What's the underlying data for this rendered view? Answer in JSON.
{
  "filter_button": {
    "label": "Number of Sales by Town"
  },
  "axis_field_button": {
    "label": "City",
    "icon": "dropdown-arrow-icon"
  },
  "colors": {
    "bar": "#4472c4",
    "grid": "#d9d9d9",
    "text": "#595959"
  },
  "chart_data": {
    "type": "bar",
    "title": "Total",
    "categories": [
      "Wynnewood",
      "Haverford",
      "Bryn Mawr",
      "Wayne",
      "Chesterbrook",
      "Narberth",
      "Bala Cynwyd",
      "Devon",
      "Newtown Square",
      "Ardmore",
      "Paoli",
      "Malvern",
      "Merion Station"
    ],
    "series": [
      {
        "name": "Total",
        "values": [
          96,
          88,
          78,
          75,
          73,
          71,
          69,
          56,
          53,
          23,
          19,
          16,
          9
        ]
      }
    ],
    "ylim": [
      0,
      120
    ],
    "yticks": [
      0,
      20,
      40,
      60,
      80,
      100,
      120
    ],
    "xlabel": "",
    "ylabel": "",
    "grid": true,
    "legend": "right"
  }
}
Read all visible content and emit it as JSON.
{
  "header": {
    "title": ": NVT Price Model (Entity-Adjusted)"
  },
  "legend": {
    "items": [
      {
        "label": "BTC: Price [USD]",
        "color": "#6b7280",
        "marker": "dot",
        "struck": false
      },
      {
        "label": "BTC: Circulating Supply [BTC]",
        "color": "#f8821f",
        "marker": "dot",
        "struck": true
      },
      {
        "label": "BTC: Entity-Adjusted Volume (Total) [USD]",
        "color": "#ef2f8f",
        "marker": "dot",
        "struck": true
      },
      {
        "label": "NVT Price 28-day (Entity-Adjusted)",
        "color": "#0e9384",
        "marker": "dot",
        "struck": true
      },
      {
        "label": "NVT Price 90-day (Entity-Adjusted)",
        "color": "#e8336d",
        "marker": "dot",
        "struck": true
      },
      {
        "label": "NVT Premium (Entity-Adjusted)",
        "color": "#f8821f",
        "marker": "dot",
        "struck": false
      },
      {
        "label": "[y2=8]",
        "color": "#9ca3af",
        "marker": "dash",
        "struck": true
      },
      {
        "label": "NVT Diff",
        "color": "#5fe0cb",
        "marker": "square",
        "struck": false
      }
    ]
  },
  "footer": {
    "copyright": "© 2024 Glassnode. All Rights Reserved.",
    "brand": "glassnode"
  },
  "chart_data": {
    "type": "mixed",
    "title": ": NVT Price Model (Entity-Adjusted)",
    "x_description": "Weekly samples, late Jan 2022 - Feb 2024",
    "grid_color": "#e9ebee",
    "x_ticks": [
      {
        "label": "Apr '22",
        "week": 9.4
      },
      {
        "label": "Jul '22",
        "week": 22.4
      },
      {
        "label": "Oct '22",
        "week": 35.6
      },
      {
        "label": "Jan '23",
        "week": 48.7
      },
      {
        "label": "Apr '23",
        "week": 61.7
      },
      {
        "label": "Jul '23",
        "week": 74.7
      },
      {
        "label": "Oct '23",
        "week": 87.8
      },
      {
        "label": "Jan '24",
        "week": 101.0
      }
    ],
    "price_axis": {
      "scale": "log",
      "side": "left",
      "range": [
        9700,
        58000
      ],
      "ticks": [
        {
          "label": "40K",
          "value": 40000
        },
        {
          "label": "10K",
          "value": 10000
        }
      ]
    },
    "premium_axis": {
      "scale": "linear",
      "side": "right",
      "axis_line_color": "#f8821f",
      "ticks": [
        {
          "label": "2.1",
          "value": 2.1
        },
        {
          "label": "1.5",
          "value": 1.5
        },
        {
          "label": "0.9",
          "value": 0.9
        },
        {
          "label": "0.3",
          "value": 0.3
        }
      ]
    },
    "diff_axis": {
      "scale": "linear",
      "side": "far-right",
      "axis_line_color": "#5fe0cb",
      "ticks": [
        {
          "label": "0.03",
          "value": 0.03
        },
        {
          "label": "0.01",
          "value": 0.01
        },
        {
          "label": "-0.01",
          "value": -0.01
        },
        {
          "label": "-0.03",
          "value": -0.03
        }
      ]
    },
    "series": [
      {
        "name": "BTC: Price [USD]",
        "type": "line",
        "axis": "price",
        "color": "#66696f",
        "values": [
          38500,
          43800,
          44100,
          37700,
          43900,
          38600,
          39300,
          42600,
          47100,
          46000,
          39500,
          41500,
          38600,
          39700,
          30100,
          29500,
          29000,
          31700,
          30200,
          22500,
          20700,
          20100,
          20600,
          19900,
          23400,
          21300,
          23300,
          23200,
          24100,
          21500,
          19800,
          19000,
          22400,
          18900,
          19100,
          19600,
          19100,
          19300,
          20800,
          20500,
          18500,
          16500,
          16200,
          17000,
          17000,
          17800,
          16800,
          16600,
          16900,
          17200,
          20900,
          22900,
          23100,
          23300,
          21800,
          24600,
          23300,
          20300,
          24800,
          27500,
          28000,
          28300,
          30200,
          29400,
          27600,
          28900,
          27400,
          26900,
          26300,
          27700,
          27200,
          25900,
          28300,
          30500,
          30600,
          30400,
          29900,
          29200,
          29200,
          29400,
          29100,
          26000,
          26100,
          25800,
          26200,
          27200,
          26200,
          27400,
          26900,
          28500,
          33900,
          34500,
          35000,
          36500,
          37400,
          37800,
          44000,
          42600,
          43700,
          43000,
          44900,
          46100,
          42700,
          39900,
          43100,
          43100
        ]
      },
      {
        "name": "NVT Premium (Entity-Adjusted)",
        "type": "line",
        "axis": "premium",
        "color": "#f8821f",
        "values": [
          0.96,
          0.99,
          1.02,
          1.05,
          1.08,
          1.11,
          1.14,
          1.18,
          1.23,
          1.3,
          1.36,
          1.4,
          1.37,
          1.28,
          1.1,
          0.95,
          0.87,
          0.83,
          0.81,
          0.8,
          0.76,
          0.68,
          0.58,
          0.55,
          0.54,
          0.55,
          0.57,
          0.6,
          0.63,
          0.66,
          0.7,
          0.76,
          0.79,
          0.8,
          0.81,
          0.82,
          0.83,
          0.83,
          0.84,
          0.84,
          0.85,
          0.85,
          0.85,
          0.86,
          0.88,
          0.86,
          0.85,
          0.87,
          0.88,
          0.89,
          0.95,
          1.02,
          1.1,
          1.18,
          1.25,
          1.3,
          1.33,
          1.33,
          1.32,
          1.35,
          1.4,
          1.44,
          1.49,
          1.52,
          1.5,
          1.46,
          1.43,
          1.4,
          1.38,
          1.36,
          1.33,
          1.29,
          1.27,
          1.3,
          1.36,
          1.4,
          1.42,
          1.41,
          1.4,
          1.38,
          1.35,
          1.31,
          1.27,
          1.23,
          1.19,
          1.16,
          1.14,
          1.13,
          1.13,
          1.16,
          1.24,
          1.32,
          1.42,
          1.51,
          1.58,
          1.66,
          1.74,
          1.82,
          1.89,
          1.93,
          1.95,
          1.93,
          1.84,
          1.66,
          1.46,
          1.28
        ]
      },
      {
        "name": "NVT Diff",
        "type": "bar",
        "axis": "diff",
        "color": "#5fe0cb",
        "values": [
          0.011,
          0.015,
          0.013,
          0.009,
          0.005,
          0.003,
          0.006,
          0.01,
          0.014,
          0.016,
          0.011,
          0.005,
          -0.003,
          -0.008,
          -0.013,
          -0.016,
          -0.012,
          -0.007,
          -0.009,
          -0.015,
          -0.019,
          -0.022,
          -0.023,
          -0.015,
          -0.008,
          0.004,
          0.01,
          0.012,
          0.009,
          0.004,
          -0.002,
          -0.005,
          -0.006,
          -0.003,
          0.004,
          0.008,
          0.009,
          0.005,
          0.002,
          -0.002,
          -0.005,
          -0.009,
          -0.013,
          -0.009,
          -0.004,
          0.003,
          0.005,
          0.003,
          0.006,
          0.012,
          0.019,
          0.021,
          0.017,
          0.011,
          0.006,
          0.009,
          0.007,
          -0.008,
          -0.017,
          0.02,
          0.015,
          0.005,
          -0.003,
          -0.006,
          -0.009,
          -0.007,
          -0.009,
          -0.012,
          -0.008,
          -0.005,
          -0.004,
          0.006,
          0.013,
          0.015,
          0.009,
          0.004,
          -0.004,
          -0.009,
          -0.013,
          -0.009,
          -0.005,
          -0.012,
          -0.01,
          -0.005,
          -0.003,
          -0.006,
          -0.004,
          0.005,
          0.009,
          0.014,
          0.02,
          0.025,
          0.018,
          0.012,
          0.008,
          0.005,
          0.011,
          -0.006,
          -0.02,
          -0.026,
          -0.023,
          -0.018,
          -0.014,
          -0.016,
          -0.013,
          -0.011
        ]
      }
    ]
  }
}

****

**DO THIS:** Copy every line of the listing where the word "Adjusted" appears.

**WRITTEN ANSWER:**
    "title": ": NVT Price Model (Entity-Adjusted)"
        "label": "BTC: Entity-Adjusted Volume (Total) [USD]",
        "label": "NVT Price 28-day (Entity-Adjusted)",
        "label": "NVT Price 90-day (Entity-Adjusted)",
        "label": "NVT Premium (Entity-Adjusted)",
    "title": ": NVT Price Model (Entity-Adjusted)",
        "name": "NVT Premium (Entity-Adjusted)",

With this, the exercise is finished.